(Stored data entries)
-- Begin --

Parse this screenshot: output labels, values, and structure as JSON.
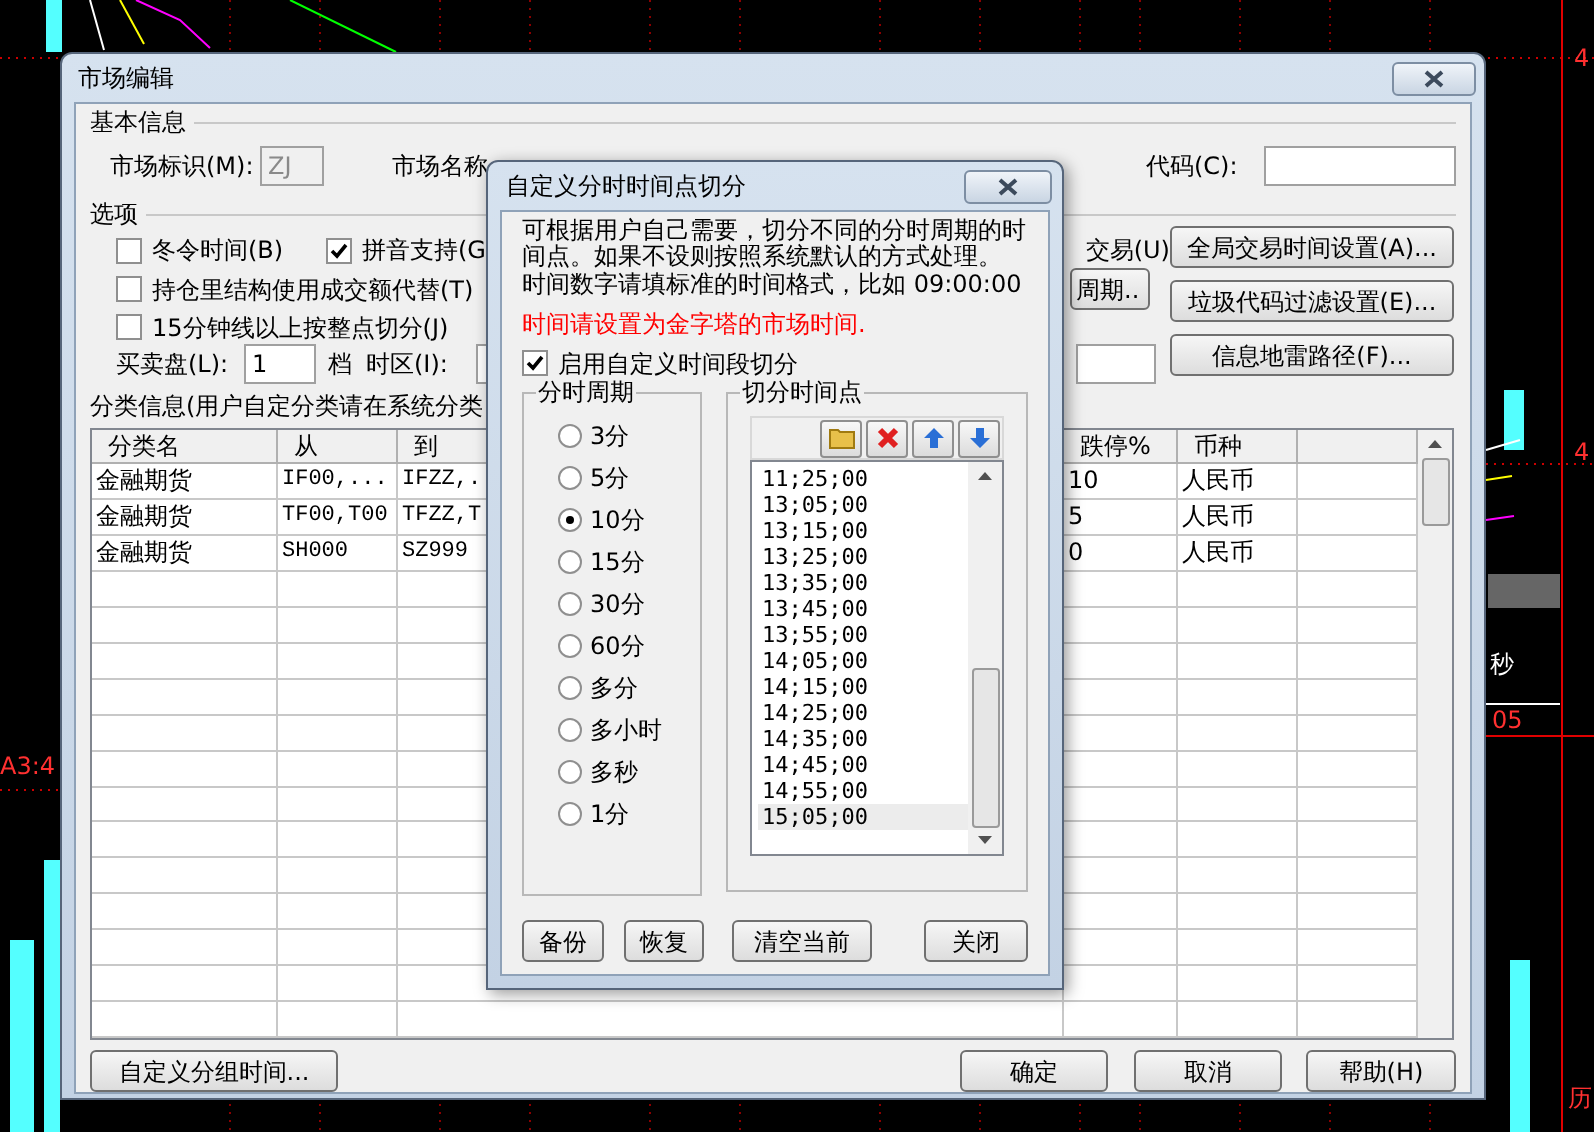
{
  "background_chart": {
    "labels": [
      {
        "text": "4"
      },
      {
        "text": "4"
      },
      {
        "text": "秒"
      },
      {
        "text": "05"
      },
      {
        "text": "A3:4"
      },
      {
        "text": "历"
      }
    ]
  },
  "main_window": {
    "title": "市场编辑",
    "basic_info": {
      "heading": "基本信息",
      "market_id_label": "市场标识(M):",
      "market_id_value": "ZJ",
      "market_name_label": "市场名称",
      "code_label": "代码(C):"
    },
    "options": {
      "heading": "选项",
      "checkboxes": [
        {
          "label": "冬令时间(B)",
          "checked": false
        },
        {
          "label": "拼音支持(G",
          "checked": true
        },
        {
          "label": "持仓里结构使用成交额代替(T)",
          "checked": false
        },
        {
          "label": "15分钟线以上按整点切分(J)",
          "checked": false
        }
      ],
      "trade_label": "交易(U)",
      "period_button": "周期..",
      "buttons": [
        "全局交易时间设置(A)...",
        "垃圾代码过滤设置(E)...",
        "信息地雷路径(F)..."
      ],
      "order_book_label": "买卖盘(L):",
      "order_book_value": "1",
      "order_book_unit": "档",
      "timezone_label": "时区(I):"
    },
    "category_info": "分类信息(用户自定分类请在系统分类",
    "table": {
      "columns_left": [
        "分类名",
        "从",
        "到"
      ],
      "columns_right": [
        "跌停%",
        "币种"
      ],
      "rows": [
        {
          "name": "金融期货",
          "from": "IF00,...",
          "to": "IFZZ,.",
          "limit_down": "10",
          "currency": "人民币"
        },
        {
          "name": "金融期货",
          "from": "TF00,T00",
          "to": "TFZZ,T",
          "limit_down": "5",
          "currency": "人民币"
        },
        {
          "name": "金融期货",
          "from": "SH000",
          "to": "SZ999",
          "limit_down": "0",
          "currency": "人民币"
        }
      ]
    },
    "buttons": [
      "自定义分组时间...",
      "确定",
      "取消",
      "帮助(H)"
    ]
  },
  "split_dialog": {
    "title": "自定义分时时间点切分",
    "description": "可根据用户自己需要，切分不同的分时周期的时间点。如果不设则按照系统默认的方式处理。",
    "format_hint": "时间数字请填标准的时间格式，比如 09:00:00",
    "warning": "时间请设置为金字塔的市场时间.",
    "enable_checkbox": {
      "label": "启用自定义时间段切分",
      "checked": true
    },
    "period_group": {
      "title": "分时周期",
      "options": [
        {
          "label": "3分",
          "selected": false
        },
        {
          "label": "5分",
          "selected": false
        },
        {
          "label": "10分",
          "selected": true
        },
        {
          "label": "15分",
          "selected": false
        },
        {
          "label": "30分",
          "selected": false
        },
        {
          "label": "60分",
          "selected": false
        },
        {
          "label": "多分",
          "selected": false
        },
        {
          "label": "多小时",
          "selected": false
        },
        {
          "label": "多秒",
          "selected": false
        },
        {
          "label": "1分",
          "selected": false
        }
      ]
    },
    "points_group": {
      "title": "切分时间点",
      "times": [
        {
          "text": "11;25;00",
          "selected": false
        },
        {
          "text": "13;05;00",
          "selected": false
        },
        {
          "text": "13;15;00",
          "selected": false
        },
        {
          "text": "13;25;00",
          "selected": false
        },
        {
          "text": "13;35;00",
          "selected": false
        },
        {
          "text": "13;45;00",
          "selected": false
        },
        {
          "text": "13;55;00",
          "selected": false
        },
        {
          "text": "14;05;00",
          "selected": false
        },
        {
          "text": "14;15;00",
          "selected": false
        },
        {
          "text": "14;25;00",
          "selected": false
        },
        {
          "text": "14;35;00",
          "selected": false
        },
        {
          "text": "14;45;00",
          "selected": false
        },
        {
          "text": "14;55;00",
          "selected": false
        },
        {
          "text": "15;05;00",
          "selected": true
        }
      ]
    },
    "buttons": [
      "备份",
      "恢复",
      "清空当前",
      "关闭"
    ]
  }
}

-- End --

### Written instruction
Every line in the data that holds "true" should be copied out.

### Expected answer
          "checked": true
      "checked": true
          "selected": true
          "selected": true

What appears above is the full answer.